» **Stated goal**: Repeat the entire listing exactly.

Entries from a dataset

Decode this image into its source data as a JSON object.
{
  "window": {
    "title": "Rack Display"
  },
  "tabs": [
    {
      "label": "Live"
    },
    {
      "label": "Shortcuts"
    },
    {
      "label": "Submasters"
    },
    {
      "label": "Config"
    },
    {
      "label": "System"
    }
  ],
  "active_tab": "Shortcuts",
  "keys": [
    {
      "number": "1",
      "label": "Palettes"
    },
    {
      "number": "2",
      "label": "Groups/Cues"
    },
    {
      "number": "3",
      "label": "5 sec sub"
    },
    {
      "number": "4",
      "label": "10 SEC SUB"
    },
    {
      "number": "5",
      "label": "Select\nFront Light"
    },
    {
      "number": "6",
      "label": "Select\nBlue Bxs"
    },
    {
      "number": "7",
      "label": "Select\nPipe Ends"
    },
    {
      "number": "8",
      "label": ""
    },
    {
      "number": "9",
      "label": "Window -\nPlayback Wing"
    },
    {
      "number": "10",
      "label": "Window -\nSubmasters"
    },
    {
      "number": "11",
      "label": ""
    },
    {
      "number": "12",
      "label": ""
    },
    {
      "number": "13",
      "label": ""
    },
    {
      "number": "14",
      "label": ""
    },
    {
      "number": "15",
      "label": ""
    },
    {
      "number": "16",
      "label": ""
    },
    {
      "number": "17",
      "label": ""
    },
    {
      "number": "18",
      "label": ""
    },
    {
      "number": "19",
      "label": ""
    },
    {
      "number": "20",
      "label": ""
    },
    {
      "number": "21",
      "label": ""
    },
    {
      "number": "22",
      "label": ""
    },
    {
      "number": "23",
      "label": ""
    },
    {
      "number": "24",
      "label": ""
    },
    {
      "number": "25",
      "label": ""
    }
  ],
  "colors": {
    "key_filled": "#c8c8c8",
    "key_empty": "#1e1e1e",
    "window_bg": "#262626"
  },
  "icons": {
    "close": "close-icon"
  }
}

» **Output for this exercise**:
Decode this image into its source data as a JSON object.
{
  "window": {
    "title": "Rack Display"
  },
  "tabs": [
    {
      "label": "Live"
    },
    {
      "label": "Shortcuts"
    },
    {
      "label": "Submasters"
    },
    {
      "label": "Config"
    },
    {
      "label": "System"
    }
  ],
  "active_tab": "Shortcuts",
  "keys": [
    {
      "number": "1",
      "label": "Palettes"
    },
    {
      "number": "2",
      "label": "Groups/Cues"
    },
    {
      "number": "3",
      "label": "5 sec sub"
    },
    {
      "number": "4",
      "label": "10 SEC SUB"
    },
    {
      "number": "5",
      "label": "Select\nFront Light"
    },
    {
      "number": "6",
      "label": "Select\nBlue Bxs"
    },
    {
      "number": "7",
      "label": "Select\nPipe Ends"
    },
    {
      "number": "8",
      "label": ""
    },
    {
      "number": "9",
      "label": "Window -\nPlayback Wing"
    },
    {
      "number": "10",
      "label": "Window -\nSubmasters"
    },
    {
      "number": "11",
      "label": ""
    },
    {
      "number": "12",
      "label": ""
    },
    {
      "number": "13",
      "label": ""
    },
    {
      "number": "14",
      "label": ""
    },
    {
      "number": "15",
      "label": ""
    },
    {
      "number": "16",
      "label": ""
    },
    {
      "number": "17",
      "label": ""
    },
    {
      "number": "18",
      "label": ""
    },
    {
      "number": "19",
      "label": ""
    },
    {
      "number": "20",
      "label": ""
    },
    {
      "number": "21",
      "label": ""
    },
    {
      "number": "22",
      "label": ""
    },
    {
      "number": "23",
      "label": ""
    },
    {
      "number": "24",
      "label": ""
    },
    {
      "number": "25",
      "label": ""
    }
  ],
  "colors": {
    "key_filled": "#c8c8c8",
    "key_empty": "#1e1e1e",
    "window_bg": "#262626"
  },
  "icons": {
    "close": "close-icon"
  }
}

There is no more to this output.